Exercise: Pictures are not part of the copy; repeat everything else in the records exactly.

Records supplied:
_ _ _ _ _
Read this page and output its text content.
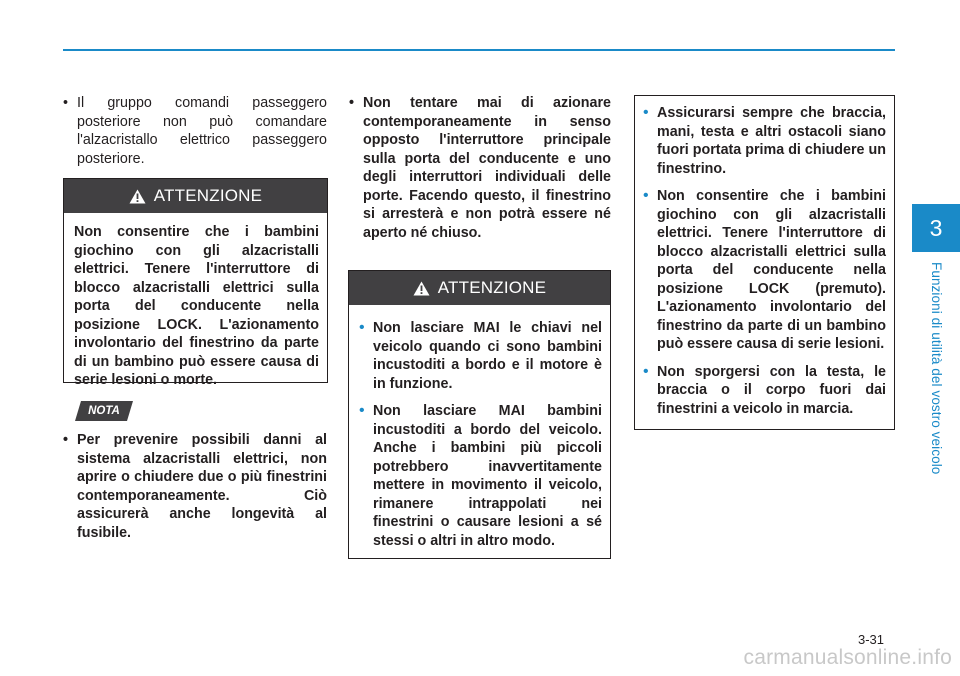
3
Funzioni di utilità del vostro veicolo
• Il gruppo comandi passeggero posteriore non può comandare l'alzacristallo elettrico passeggero posteriore.

ATTENZIONE

Non consentire che i bambini giochino con gli alzacristalli elettrici. Tenere l'interruttore di blocco alzacristalli elettrici sulla porta del conducente nella posizione LOCK. L'azionamento involontario del finestrino da parte di un bambino può essere causa di serie lesioni o morte.

NOTA
• Per prevenire possibili danni al sistema alzacristalli elettrici, non aprire o chiudere due o più finestrini contemporaneamente. Ciò assicurerà anche longevità al fusibile.

• Non tentare mai di azionare contemporaneamente in senso opposto l'interruttore principale sulla porta del conducente e uno degli interruttori individuali delle porte. Facendo questo, il finestrino si arresterà e non potrà essere né aperto né chiuso.

ATTENZIONE
• Non lasciare MAI le chiavi nel veicolo quando ci sono bambini incustoditi a bordo e il motore è in funzione.

• Non lasciare MAI bambini incustoditi a bordo del veicolo. Anche i bambini più piccoli potrebbero inavvertitamente mettere in movimento il veicolo, rimanere intrappolati nei finestrini o causare lesioni a sé stessi o altri in altro modo.

• Assicurarsi sempre che braccia, mani, testa e altri ostacoli siano fuori portata prima di chiudere un finestrino.

• Non consentire che i bambini giochino con gli alzacristalli elettrici. Tenere l'interruttore di blocco alzacristalli elettrici sulla porta del conducente nella posizione LOCK (premuto). L'azionamento involontario del finestrino da parte di un bambino può essere causa di serie lesioni.

• Non sporgersi con la testa, le braccia o il corpo fuori dai finestrini a veicolo in marcia.

3-31
carmanualsonline.info
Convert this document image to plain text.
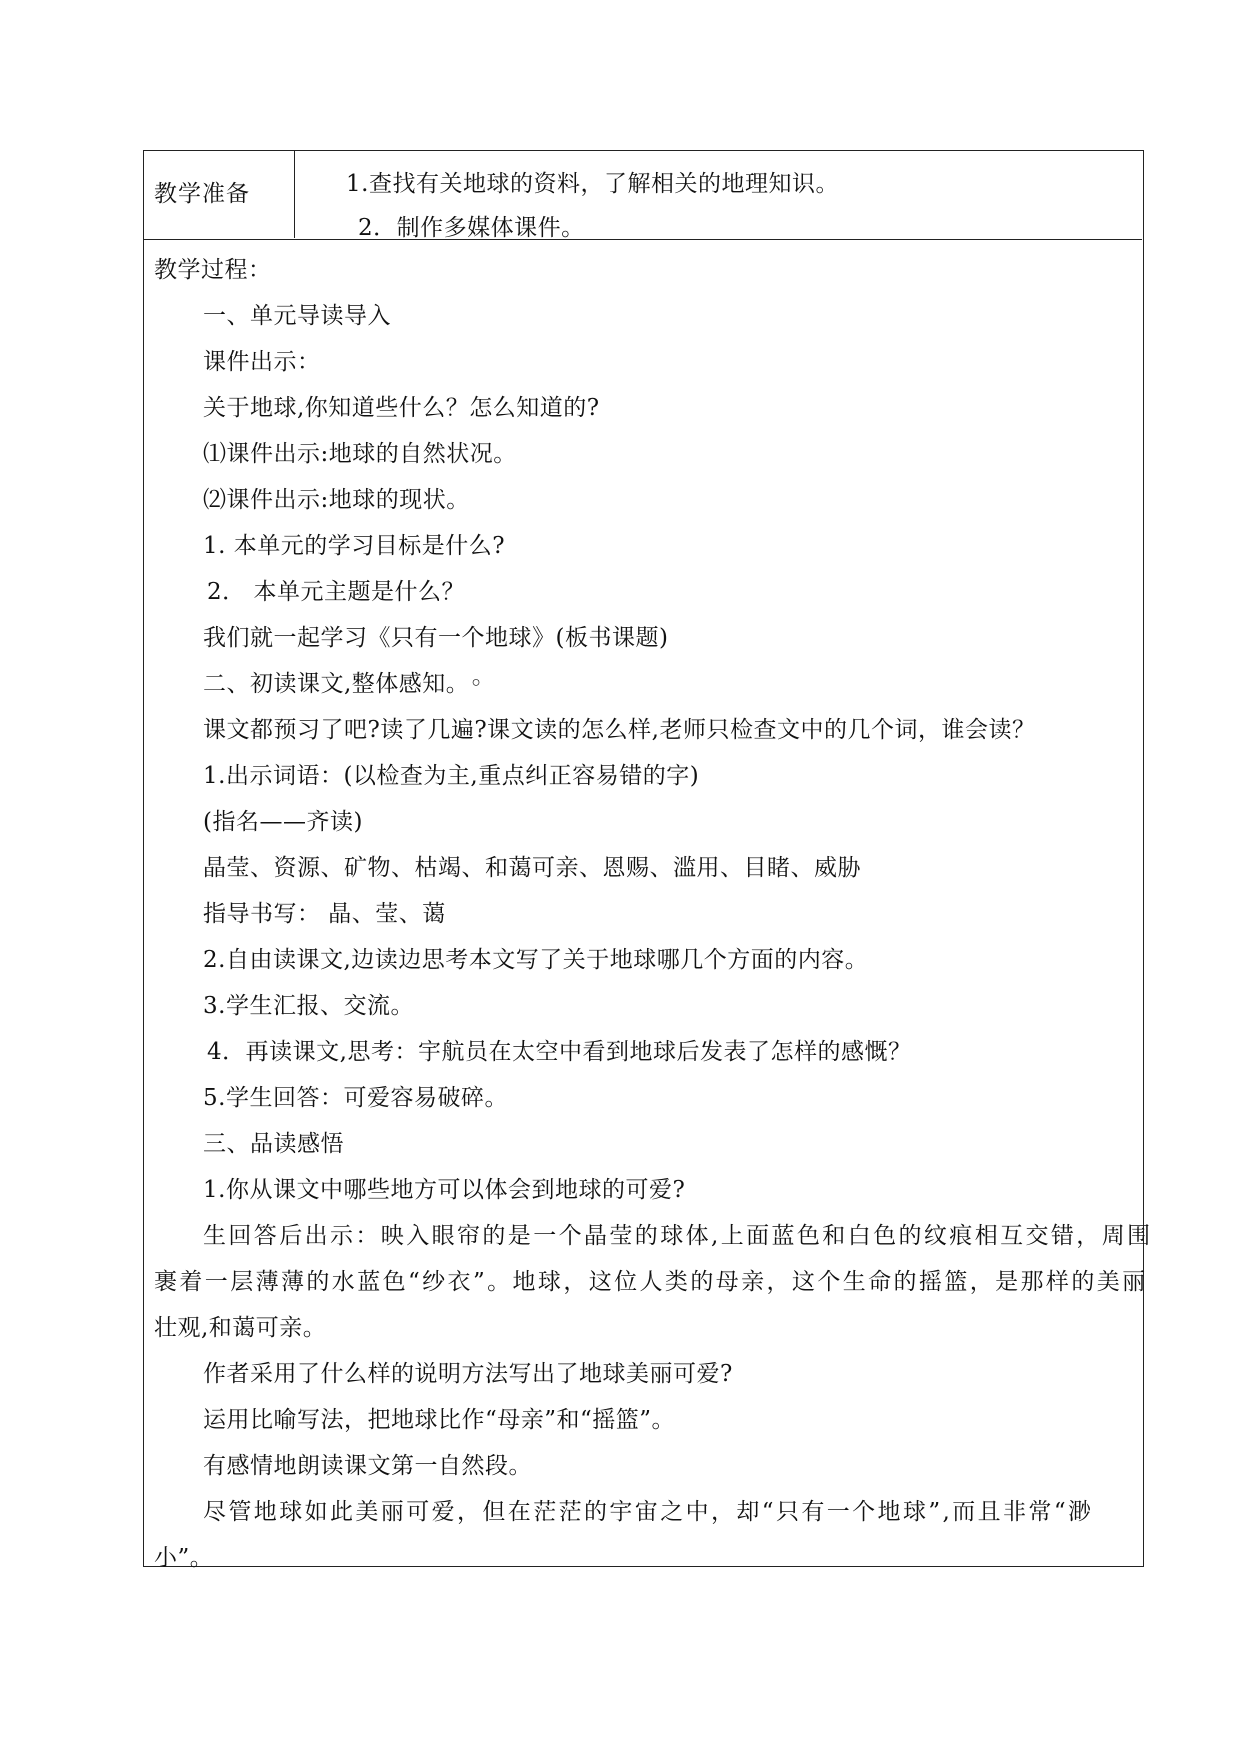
教学准备	1.查找有关地球的资料，了解相关的地理知识。
2．制作多媒体课件。
教学过程：
一、单元导读导入
课件出示：
关于地球,你知道些什么？怎么知道的?
⑴课件出示:地球的自然状况。
⑵课件出示:地球的现状。
1. 本单元的学习目标是什么?
2． 本单元主题是什么？
我们就一起学习《只有一个地球》(板书课题)
二、初读课文,整体感知。◦
课文都预习了吧?读了几遍?课文读的怎么样,老师只检查文中的几个词，谁会读？
1.出示词语：(以检查为主,重点纠正容易错的字)
(指名——齐读)
晶莹、资源、矿物、枯竭、和蔼可亲、恩赐、滥用、目睹、威胁
指导书写： 晶、莹、蔼
2.自由读课文,边读边思考本文写了关于地球哪几个方面的内容。
3.学生汇报、交流。
4．再读课文,思考：宇航员在太空中看到地球后发表了怎样的感慨？
5.学生回答：可爱容易破碎。
三、品读感悟
1.你从课文中哪些地方可以体会到地球的可爱?
生回答后出示：映入眼帘的是一个晶莹的球体,上面蓝色和白色的纹痕相互交错，周围
裹着一层薄薄的水蓝色“纱衣”。地球，这位人类的母亲，这个生命的摇篮，是那样的美丽
壮观,和蔼可亲。
作者采用了什么样的说明方法写出了地球美丽可爱?
运用比喻写法，把地球比作“母亲”和“摇篮”。
有感情地朗读课文第一自然段。
尽管地球如此美丽可爱，但在茫茫的宇宙之中，却“只有一个地球”,而且非常“渺
小”。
_ _ _ _ _
Solved problem:
Read this page and output its text content.
3
Funzioni di utilità del vostro veicolo
• Il gruppo comandi passeggero posteriore non può comandare l'alzacristallo elettrico passeggero posteriore.

ATTENZIONE

Non consentire che i bambini giochino con gli alzacristalli elettrici. Tenere l'interruttore di blocco alzacristalli elettrici sulla porta del conducente nella posizione LOCK. L'azionamento involontario del finestrino da parte di un bambino può essere causa di serie lesioni o morte.

NOTA
• Per prevenire possibili danni al sistema alzacristalli elettrici, non aprire o chiudere due o più finestrini contemporaneamente. Ciò assicurerà anche longevità al fusibile.

• Non tentare mai di azionare contemporaneamente in senso opposto l'interruttore principale sulla porta del conducente e uno degli interruttori individuali delle porte. Facendo questo, il finestrino si arresterà e non potrà essere né aperto né chiuso.

ATTENZIONE
• Non lasciare MAI le chiavi nel veicolo quando ci sono bambini incustoditi a bordo e il motore è in funzione.

• Non lasciare MAI bambini incustoditi a bordo del veicolo. Anche i bambini più piccoli potrebbero inavvertitamente mettere in movimento il veicolo, rimanere intrappolati nei finestrini o causare lesioni a sé stessi o altri in altro modo.

• Assicurarsi sempre che braccia, mani, testa e altri ostacoli siano fuori portata prima di chiudere un finestrino.

• Non consentire che i bambini giochino con gli alzacristalli elettrici. Tenere l'interruttore di blocco alzacristalli elettrici sulla porta del conducente nella posizione LOCK (premuto). L'azionamento involontario del finestrino da parte di un bambino può essere causa di serie lesioni.

• Non sporgersi con la testa, le braccia o il corpo fuori dai finestrini a veicolo in marcia.

3-31
carmanualsonline.info
Convert this document image to plain text.
教学准备	1.查找有关地球的资料，了解相关的地理知识。
2．制作多媒体课件。
教学过程：
一、单元导读导入
课件出示：
关于地球,你知道些什么？怎么知道的?
⑴课件出示:地球的自然状况。
⑵课件出示:地球的现状。
1. 本单元的学习目标是什么?
2． 本单元主题是什么？
我们就一起学习《只有一个地球》(板书课题)
二、初读课文,整体感知。◦
课文都预习了吧?读了几遍?课文读的怎么样,老师只检查文中的几个词，谁会读？
1.出示词语：(以检查为主,重点纠正容易错的字)
(指名——齐读)
晶莹、资源、矿物、枯竭、和蔼可亲、恩赐、滥用、目睹、威胁
指导书写： 晶、莹、蔼
2.自由读课文,边读边思考本文写了关于地球哪几个方面的内容。
3.学生汇报、交流。
4．再读课文,思考：宇航员在太空中看到地球后发表了怎样的感慨？
5.学生回答：可爱容易破碎。
三、品读感悟
1.你从课文中哪些地方可以体会到地球的可爱?
生回答后出示：映入眼帘的是一个晶莹的球体,上面蓝色和白色的纹痕相互交错，周围
裹着一层薄薄的水蓝色“纱衣”。地球，这位人类的母亲，这个生命的摇篮，是那样的美丽
壮观,和蔼可亲。
作者采用了什么样的说明方法写出了地球美丽可爱?
运用比喻写法，把地球比作“母亲”和“摇篮”。
有感情地朗读课文第一自然段。
尽管地球如此美丽可爱，但在茫茫的宇宙之中，却“只有一个地球”,而且非常“渺
小”。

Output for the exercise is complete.